WHAT YOU SHOULD DO:
Find the word "egyedülálló" in the material below and gather every line that contains it.

### MATERIAL FOR THIS EXERCISE ###

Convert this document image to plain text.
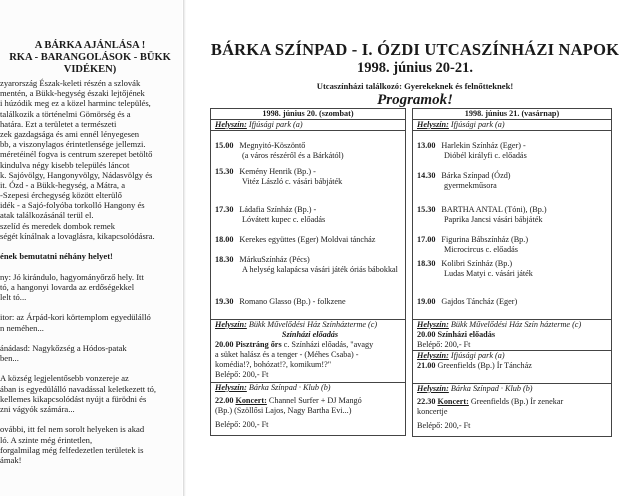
A BÁRKA AJÁNLÁSA !
RKA - BARANGOLÁSOK - BÜKK
VIDÉKEN)
zyarország Észak-keleti részén a szlovák
mentén, a Bükk-hegység északi lejtőjének
i húzódik meg ez a közel harminc település,
találkozik a történelmi Gömörség és a
határa. Ezt a területet a természeti
zek gazdagsága és ami ennél lényegesen
bb, a viszonylagos érintetlensége jellemzi.
méretéinél fogva is centrum szerepet betöltő
kindulva négy kisebb település láncot
k. Sajóvölgy, Hangonyvölgy, Nádasvölgy és
it. Ózd - a Bükk-hegység, a Mátra, a
-Szepesi érchegység között elterülő
idék - a Sajó-folyóba torkolló Hangony és
atak találkozásánál terül el.
szelíd és meredek dombok remek
ségét kínálnak a lovaglásra, kikapcsolódásra.
ének bemutatni néhány helyet!
ny: Jó kirándulo, hagyományőrző hely. Itt
tó, a hangonyi lovarda az erdőségekkel
lelt tó...
itor: az Árpád-kori körtemplom egyedülálló
n neméhen...
ánádasd: Nagykőzség a Hódos-patak
ben...
A község legjelentősebb vonzereje az
ában is egyedülálló navadással keletkezett tó,
kellemes kikapcsolódást nyújt a fürödni és
zni vágyók számára...
ovábbi, itt fel nem sorolt helyeken is akad
ló. A szinte még érintetlen,
forgalmilag még felfedezetlen területek is
ámak!
BÁRKA SZÍNPAD - I. ÓZDI UTCASZÍNHÁZI NAPOK
1998. június 20-21.
Utcaszínházi találkozó: Gyerekeknek és felnőtteknek!
Programok!
1998. június 20. (szombat)
Helyszín: Ifjúsági park (a)
15.00 Megnyitó-Köszöntő
(a város részéről és a Bárkától)
15.30 Kemény Henrik (Bp.) -
Vitéz László c. vásári bábjáték
17.30 Ládafia Színház (Bp.) -
Lóvátett kupec c. előadás
18.00 Kerekes együttes (Eger) Moldvai táncház
18.30 MárkuSzínház (Pécs)
A helység kalapácsa vásári játék óriás bábokkal
19.30 Romano Glasso (Bp.) - folkzene
Helyszín: Bükk Művelődési Ház Színházterme (c)
Színházi előadás
20.00 Pisztráng őrs c. Színházi előadás, "avagy
a süket halász és a tenger - (Méhes Csaba) -
komédia!?, bohózat!?, komikum!?"
Belépő: 200,- Ft
Helyszín: Bárka Színpad · Klub (b)
22.00 Koncert: Channel Surfer + DJ Mangó
(Bp.) (Szöllősi Lajos, Nagy Bartha Evi...)
Belépő: 200,- Ft
1998. június 21. (vasárnap)
Helyszín: Ifjúsági park (a)
13.00 Harlekin Színház (Eger) -
Dióbél királyfi c. előadás
14.30 Bárka Színpad (Ózd)
gyermekműsora
15.30 BARTHA ANTAL (Tóni), (Bp.)
Paprika Jancsi vásári bábjáték
17.00 Figurina Bábszínház (Bp.)
Microcircus c. előadás
18.30 Kolibri Színház (Bp.)
Ludas Matyi c. vásári játék
19.00 Gajdos Táncház (Eger)
Helyszín: Bükk Művelődési Ház Szín házterme (c)
20.00 Színházi előadás
Belépő: 200,- Ft
Helyszín: Ifjúsági park (a)
21.00 Greenfields (Bp.) Ír Táncház
Helyszín: Bárka Színpad · Klub (b)
22.30 Koncert: Greenfields (Bp.) Ír zenekar
koncertje
Belépő: 200,- Ft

###

RESPONSE:
itor: az Árpád-kori körtemplom egyedülálló
ában is egyedülálló navadással keletkezett tó,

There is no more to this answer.